__AVAILABLE DATA__:
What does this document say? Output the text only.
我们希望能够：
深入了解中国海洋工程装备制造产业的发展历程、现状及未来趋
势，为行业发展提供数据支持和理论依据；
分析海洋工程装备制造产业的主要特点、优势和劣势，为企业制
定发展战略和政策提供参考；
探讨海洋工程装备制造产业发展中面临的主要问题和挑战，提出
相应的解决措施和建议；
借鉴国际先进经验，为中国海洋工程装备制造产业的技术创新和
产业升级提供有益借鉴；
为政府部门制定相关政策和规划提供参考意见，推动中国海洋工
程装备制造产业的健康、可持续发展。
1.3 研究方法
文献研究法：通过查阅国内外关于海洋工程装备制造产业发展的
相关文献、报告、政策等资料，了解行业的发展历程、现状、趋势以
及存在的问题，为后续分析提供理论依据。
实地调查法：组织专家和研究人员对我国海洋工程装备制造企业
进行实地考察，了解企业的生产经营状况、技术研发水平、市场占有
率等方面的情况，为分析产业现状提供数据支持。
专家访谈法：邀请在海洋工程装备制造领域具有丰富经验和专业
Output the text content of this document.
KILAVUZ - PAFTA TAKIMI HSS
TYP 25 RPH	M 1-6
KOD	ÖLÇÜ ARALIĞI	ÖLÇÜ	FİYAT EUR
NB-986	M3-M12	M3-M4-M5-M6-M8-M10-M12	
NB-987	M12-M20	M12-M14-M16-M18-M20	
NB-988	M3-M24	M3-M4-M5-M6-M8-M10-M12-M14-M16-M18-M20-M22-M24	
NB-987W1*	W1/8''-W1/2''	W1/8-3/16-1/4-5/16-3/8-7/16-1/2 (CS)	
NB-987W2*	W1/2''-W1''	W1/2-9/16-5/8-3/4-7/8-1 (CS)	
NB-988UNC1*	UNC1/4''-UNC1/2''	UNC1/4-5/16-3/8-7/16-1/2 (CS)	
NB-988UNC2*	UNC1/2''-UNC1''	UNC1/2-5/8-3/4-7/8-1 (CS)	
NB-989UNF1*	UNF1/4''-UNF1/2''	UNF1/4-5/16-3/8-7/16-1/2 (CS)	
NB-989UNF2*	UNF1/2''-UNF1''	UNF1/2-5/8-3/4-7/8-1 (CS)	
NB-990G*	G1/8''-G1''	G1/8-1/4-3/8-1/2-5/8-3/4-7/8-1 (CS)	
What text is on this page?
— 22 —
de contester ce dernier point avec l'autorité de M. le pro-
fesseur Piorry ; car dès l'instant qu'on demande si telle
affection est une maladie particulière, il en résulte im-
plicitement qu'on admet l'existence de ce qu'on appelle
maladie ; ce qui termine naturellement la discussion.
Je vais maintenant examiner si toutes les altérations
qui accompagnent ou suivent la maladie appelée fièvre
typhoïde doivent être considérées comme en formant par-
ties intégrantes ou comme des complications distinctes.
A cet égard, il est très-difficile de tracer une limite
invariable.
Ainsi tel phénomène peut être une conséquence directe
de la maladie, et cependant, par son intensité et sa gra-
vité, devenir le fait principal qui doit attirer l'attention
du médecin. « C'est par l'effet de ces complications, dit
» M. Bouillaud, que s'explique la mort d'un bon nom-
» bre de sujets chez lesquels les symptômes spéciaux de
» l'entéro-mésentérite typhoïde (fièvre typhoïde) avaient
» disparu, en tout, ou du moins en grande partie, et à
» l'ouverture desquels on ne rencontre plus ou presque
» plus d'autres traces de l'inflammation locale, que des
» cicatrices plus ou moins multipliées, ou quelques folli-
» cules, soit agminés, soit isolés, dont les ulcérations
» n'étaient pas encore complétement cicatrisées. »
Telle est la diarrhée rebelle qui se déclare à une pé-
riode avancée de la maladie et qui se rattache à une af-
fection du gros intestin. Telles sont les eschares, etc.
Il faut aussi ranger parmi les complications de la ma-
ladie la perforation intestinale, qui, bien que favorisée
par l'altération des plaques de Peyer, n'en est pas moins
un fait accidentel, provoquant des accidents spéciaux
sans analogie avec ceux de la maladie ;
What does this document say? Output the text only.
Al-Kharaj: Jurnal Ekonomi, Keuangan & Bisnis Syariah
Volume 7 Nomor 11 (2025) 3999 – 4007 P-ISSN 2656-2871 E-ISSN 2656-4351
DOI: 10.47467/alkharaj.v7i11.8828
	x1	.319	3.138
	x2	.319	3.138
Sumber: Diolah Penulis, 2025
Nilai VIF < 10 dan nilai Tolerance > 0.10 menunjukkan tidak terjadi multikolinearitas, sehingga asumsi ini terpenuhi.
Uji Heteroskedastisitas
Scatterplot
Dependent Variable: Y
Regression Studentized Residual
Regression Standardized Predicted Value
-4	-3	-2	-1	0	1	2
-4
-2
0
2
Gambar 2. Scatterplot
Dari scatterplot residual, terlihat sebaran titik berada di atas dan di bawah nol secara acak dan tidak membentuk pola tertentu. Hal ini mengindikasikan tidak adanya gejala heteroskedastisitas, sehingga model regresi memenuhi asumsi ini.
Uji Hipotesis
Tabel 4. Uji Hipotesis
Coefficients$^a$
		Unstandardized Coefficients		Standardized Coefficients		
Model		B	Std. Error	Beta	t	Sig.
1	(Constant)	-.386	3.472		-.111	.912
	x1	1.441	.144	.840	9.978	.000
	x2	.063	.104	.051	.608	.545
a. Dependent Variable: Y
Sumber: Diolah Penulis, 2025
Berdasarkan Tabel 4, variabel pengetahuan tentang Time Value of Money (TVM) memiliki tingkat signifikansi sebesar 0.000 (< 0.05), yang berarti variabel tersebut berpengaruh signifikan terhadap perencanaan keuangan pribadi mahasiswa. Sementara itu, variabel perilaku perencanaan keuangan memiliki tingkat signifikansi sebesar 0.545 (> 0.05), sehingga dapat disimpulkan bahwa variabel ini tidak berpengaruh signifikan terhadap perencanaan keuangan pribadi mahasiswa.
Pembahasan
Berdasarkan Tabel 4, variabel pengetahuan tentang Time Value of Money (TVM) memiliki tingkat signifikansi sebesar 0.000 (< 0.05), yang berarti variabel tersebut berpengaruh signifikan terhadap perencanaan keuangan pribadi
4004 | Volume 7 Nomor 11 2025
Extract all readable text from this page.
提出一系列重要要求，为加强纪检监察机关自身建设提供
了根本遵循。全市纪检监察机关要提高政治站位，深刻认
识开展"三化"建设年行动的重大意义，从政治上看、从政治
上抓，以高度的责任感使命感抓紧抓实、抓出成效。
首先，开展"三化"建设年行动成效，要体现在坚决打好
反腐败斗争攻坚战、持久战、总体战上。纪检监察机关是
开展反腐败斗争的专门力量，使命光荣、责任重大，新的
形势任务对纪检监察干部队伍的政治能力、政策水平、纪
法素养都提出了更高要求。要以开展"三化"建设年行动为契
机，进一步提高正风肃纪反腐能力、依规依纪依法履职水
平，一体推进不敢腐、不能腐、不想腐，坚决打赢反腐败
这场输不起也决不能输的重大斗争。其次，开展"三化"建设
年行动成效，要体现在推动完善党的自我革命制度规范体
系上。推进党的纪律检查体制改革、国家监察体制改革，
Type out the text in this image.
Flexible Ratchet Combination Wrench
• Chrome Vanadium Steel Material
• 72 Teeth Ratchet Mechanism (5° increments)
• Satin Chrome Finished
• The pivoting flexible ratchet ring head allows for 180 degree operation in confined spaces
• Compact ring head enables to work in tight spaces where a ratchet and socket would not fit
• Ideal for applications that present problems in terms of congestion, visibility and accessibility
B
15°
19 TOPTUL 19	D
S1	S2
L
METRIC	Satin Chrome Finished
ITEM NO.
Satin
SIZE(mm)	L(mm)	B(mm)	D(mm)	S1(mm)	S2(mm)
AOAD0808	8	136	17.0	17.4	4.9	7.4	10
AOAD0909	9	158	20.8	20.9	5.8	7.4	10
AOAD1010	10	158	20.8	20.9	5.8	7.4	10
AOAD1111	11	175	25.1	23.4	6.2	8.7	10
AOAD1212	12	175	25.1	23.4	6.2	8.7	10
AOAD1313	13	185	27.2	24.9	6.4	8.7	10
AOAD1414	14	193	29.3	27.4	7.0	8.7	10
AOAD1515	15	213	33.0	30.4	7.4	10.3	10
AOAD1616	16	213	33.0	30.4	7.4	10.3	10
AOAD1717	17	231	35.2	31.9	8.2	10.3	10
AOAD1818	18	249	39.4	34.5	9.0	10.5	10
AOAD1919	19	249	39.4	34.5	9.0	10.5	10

__WHAT TO DO__:
Check each line of the listing above for the string "Berdasarkan", then report only how many lines have it.

__RESULT OF THIS EXERCISE__:
2